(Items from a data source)
····················

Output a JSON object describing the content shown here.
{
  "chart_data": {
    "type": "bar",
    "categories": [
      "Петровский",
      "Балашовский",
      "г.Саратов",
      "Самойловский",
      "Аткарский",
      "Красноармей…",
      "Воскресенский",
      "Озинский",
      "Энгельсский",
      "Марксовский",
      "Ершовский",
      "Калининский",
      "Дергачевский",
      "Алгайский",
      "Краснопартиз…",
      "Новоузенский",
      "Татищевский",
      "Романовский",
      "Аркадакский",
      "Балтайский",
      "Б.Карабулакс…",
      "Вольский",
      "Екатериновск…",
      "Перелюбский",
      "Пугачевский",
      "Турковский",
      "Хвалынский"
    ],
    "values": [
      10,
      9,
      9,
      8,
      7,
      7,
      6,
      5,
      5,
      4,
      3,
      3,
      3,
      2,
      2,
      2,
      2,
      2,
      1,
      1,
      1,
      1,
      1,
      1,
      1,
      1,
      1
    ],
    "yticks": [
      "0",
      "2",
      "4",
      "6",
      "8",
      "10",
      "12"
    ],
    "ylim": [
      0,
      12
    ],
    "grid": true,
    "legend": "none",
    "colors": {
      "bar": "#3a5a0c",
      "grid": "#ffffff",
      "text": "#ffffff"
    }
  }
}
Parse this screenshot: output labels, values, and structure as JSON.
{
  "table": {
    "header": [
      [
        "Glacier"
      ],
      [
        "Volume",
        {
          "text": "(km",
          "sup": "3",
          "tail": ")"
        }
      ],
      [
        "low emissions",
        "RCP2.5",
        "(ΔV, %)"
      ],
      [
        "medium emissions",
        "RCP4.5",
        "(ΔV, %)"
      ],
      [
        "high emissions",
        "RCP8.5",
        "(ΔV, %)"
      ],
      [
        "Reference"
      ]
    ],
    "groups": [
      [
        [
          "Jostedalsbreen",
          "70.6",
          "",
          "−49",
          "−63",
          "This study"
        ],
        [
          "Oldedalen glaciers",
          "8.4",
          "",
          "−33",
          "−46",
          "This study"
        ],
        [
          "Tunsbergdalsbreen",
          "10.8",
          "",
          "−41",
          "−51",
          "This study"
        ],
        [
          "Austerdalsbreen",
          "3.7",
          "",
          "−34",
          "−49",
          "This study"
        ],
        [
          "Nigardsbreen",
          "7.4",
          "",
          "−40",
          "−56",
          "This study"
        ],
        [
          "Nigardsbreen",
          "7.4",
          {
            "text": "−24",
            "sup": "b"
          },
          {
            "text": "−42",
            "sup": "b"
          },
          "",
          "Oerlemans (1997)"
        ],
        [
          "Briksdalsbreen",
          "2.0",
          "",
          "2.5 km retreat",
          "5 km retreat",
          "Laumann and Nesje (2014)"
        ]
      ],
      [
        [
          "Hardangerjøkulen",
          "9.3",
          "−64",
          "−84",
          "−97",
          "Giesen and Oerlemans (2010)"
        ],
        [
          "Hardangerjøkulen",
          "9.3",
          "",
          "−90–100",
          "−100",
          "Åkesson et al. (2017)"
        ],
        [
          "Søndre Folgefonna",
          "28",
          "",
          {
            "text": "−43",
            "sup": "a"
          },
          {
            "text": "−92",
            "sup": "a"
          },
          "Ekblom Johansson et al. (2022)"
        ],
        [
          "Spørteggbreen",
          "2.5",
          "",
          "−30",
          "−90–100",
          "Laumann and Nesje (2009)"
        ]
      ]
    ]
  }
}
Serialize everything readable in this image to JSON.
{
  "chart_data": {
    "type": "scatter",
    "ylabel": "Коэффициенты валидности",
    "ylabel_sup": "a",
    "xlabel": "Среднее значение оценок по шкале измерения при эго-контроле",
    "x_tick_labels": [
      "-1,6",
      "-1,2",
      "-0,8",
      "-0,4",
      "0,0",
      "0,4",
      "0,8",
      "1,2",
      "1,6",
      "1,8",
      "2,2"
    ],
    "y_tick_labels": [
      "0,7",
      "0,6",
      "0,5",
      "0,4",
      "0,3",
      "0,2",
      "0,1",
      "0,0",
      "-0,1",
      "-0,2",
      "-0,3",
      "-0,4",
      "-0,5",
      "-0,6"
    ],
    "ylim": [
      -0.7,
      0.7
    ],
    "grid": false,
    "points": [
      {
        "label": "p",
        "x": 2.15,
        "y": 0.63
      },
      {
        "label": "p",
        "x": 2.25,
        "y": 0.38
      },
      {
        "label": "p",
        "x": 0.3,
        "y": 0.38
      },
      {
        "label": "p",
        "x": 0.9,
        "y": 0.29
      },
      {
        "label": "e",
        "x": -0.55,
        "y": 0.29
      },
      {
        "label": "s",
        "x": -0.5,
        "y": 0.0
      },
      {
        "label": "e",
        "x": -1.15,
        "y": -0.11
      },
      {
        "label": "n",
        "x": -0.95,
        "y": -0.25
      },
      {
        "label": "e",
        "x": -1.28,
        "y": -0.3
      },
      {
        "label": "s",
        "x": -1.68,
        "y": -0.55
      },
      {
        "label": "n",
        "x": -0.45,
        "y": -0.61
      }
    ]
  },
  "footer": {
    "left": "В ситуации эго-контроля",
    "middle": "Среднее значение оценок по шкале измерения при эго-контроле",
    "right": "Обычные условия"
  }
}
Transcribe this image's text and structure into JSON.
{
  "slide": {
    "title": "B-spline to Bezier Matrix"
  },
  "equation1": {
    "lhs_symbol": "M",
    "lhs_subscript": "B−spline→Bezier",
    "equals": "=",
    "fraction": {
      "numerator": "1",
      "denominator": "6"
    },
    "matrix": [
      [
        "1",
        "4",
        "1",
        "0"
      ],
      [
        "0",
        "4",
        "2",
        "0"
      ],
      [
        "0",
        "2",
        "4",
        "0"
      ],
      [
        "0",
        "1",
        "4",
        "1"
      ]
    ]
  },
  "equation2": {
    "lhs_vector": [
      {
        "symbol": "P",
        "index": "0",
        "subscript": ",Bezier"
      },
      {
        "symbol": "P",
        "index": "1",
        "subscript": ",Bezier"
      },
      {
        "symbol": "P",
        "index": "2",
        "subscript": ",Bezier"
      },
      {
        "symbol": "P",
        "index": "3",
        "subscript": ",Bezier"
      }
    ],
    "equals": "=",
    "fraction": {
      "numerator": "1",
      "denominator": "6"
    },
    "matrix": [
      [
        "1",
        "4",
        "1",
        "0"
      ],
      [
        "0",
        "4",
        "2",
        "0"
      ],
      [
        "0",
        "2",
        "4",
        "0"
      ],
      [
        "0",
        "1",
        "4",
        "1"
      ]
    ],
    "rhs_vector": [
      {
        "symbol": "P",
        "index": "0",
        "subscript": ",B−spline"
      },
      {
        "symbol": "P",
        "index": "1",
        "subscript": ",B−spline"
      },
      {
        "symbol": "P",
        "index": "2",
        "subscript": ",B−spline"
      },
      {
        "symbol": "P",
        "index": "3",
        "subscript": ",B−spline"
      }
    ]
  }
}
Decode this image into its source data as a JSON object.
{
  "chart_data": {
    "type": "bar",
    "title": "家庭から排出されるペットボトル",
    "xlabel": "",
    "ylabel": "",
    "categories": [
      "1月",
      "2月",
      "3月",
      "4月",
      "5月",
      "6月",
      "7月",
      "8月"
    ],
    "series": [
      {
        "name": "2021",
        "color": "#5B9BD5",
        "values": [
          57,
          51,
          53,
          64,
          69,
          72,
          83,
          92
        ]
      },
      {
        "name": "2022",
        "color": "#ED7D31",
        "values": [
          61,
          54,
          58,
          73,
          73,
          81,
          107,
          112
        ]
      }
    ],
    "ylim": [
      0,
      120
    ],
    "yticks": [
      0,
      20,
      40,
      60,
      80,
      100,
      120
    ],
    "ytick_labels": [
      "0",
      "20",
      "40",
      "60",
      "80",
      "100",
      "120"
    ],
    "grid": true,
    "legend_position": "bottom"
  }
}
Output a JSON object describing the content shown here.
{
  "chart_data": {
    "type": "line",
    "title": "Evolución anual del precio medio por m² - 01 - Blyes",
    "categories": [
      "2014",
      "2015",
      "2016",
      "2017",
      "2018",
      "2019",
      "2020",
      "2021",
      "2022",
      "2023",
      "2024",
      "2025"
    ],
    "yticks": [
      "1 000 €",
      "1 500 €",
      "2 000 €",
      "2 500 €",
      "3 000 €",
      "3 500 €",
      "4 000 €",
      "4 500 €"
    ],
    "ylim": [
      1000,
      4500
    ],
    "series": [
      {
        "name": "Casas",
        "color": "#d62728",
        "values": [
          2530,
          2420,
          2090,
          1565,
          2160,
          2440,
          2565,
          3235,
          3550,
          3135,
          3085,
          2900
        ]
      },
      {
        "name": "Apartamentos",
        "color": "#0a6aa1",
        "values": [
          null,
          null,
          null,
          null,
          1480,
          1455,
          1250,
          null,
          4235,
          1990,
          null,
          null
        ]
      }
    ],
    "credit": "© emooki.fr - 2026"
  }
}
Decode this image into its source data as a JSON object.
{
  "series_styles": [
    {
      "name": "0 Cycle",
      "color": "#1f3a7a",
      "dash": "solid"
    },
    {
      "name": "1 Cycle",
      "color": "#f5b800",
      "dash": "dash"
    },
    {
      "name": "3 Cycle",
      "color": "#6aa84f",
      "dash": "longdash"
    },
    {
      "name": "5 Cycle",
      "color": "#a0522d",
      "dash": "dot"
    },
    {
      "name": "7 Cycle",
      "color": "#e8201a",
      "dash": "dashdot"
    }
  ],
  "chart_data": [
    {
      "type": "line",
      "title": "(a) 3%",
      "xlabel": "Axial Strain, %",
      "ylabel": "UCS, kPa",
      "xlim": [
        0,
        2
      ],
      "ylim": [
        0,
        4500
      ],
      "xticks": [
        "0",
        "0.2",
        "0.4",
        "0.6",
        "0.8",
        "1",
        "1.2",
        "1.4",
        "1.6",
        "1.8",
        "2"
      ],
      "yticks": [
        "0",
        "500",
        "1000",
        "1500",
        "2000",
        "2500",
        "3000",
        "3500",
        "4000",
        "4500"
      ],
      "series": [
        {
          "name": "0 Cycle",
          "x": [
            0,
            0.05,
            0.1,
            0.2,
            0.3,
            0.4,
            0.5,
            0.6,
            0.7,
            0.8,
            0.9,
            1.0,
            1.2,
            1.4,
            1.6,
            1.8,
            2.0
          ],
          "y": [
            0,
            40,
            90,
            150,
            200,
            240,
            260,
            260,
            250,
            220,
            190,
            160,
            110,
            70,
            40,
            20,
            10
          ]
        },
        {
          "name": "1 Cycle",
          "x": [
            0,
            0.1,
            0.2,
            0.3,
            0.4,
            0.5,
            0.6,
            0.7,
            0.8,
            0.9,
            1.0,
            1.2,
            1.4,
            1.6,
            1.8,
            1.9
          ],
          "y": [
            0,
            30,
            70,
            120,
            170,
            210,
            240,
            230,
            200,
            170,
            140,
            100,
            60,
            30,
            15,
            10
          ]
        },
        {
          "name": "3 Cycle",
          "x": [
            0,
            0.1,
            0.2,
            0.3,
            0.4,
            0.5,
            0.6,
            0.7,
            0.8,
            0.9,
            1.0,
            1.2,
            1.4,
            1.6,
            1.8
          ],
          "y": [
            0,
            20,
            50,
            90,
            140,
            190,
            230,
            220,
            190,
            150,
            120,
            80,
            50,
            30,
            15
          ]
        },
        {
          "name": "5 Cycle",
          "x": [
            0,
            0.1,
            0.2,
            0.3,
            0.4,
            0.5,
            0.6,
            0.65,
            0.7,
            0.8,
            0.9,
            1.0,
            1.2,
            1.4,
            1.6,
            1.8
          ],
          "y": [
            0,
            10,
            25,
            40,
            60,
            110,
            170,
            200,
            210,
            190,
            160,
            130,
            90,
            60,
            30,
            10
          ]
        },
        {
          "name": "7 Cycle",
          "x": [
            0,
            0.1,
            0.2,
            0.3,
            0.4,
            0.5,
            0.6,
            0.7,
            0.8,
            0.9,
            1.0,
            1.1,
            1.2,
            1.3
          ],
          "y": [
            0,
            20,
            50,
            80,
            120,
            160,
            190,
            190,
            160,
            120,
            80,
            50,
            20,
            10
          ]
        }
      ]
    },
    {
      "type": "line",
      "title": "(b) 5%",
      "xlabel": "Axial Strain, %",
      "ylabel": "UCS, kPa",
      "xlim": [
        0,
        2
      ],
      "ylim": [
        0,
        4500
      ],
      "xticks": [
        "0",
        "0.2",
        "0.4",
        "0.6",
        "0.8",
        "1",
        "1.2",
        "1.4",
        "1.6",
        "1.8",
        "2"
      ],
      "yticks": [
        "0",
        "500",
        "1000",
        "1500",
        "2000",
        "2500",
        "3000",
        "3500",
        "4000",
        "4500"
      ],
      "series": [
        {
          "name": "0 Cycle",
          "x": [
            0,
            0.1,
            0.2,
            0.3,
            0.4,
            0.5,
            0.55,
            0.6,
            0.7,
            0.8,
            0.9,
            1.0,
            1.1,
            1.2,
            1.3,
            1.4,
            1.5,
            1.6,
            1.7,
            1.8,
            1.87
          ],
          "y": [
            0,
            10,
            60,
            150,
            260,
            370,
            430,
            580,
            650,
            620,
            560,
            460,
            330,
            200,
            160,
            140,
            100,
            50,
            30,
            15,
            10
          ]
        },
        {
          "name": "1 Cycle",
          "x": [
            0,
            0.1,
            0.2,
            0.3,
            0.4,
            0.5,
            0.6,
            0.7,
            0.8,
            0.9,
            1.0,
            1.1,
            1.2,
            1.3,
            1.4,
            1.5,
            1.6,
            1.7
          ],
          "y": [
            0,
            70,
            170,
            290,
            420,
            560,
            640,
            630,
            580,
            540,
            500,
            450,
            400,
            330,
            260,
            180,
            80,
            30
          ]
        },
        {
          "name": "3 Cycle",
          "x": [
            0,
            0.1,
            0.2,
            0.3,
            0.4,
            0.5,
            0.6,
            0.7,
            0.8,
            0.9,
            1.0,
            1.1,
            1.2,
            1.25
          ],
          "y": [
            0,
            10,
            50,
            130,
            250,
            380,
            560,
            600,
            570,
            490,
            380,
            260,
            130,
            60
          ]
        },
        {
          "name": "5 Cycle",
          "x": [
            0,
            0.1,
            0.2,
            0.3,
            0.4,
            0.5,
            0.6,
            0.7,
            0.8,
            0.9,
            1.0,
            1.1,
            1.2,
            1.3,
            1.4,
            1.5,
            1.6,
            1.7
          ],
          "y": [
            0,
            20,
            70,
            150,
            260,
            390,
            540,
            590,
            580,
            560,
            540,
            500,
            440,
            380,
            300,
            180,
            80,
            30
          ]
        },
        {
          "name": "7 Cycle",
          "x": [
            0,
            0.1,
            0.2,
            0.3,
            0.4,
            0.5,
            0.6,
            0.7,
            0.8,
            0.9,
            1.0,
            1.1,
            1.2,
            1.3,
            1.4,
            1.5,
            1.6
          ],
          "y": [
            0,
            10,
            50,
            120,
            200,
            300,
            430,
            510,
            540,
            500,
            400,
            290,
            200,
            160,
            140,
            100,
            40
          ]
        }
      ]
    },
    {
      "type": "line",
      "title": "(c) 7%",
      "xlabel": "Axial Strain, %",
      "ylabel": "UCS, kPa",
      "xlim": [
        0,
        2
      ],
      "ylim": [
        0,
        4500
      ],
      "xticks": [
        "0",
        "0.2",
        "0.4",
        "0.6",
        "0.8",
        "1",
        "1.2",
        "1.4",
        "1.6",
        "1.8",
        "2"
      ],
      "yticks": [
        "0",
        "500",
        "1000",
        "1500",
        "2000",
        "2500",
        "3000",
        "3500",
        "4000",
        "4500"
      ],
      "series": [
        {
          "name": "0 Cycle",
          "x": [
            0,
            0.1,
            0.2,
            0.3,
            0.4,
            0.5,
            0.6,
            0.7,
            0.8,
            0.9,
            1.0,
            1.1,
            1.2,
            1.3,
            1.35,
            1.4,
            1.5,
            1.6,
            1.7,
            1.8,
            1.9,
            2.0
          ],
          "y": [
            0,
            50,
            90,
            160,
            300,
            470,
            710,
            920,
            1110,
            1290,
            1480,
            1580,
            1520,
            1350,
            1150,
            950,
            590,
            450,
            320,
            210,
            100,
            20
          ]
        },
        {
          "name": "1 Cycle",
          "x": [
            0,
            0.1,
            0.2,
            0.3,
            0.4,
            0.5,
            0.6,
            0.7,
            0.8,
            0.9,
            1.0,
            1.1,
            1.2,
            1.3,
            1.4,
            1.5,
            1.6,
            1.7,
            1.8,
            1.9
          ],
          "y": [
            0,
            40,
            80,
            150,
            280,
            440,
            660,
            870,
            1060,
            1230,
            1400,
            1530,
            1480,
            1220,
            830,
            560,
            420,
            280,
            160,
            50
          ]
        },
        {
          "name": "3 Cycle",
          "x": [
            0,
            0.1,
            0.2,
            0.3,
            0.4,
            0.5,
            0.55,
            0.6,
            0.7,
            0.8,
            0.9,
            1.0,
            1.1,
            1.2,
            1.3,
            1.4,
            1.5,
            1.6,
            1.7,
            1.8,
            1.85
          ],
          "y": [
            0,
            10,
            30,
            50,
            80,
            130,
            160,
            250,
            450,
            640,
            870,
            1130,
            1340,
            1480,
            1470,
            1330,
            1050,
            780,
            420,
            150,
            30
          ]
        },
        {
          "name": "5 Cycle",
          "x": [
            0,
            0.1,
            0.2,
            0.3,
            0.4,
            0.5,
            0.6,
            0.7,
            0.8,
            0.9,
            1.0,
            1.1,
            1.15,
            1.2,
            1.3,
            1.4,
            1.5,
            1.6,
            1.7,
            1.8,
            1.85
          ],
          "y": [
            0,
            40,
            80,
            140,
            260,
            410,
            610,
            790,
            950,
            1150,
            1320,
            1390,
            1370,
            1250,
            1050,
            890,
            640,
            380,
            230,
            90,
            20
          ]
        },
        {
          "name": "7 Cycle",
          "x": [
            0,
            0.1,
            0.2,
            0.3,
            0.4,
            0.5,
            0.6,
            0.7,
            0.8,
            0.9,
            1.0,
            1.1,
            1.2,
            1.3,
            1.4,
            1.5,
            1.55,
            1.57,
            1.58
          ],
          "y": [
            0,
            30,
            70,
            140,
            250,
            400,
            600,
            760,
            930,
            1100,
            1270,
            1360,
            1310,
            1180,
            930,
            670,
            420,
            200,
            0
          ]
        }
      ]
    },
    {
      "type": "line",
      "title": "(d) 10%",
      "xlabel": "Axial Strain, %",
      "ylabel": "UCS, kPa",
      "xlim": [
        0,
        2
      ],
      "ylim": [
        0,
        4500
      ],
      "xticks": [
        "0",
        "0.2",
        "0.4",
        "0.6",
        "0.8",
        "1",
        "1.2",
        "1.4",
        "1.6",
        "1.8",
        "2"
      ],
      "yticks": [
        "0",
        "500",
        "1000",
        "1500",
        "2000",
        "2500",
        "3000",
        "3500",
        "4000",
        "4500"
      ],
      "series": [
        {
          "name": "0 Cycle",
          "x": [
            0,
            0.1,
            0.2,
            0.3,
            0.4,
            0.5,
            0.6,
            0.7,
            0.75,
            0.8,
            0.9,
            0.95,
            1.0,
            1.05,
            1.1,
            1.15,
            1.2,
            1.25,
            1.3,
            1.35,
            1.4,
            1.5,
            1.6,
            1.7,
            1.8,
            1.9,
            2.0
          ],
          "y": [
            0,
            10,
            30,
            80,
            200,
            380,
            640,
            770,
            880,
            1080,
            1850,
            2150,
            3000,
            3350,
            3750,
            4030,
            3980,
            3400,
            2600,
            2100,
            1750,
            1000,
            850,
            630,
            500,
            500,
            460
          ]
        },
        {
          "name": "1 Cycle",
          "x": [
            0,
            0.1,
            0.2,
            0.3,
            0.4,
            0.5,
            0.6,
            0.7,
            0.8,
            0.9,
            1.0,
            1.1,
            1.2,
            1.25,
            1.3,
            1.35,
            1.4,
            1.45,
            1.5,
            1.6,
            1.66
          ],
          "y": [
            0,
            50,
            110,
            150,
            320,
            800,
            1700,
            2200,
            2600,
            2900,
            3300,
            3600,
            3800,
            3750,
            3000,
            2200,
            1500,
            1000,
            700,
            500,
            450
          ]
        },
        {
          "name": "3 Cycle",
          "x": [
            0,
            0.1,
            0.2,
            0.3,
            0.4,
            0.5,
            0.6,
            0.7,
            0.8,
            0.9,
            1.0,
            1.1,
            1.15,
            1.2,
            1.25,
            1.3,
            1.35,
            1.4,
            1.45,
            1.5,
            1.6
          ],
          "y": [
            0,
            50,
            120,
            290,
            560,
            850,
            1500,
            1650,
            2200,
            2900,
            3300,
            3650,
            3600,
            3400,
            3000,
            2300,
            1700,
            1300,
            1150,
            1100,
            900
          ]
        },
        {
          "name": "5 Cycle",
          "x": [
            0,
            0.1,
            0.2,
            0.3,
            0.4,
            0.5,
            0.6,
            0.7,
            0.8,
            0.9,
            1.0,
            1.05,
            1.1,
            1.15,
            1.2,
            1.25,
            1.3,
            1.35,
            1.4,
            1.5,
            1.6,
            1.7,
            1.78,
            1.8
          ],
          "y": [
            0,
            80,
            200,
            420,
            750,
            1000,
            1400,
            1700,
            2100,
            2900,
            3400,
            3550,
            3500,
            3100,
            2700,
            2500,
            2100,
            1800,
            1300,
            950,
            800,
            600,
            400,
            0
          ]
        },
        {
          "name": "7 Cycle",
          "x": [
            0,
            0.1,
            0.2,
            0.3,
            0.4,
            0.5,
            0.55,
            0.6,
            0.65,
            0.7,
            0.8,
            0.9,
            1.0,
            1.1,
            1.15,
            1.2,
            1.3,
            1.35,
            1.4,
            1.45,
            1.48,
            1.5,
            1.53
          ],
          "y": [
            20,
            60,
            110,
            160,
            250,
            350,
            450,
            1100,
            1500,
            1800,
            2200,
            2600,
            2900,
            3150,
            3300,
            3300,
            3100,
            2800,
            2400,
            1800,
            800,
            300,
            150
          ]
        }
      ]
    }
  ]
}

····················

### Stated problem
Report the number of lines in the listing that include the string "Среднее"; give nothing but the number.

### The answer
2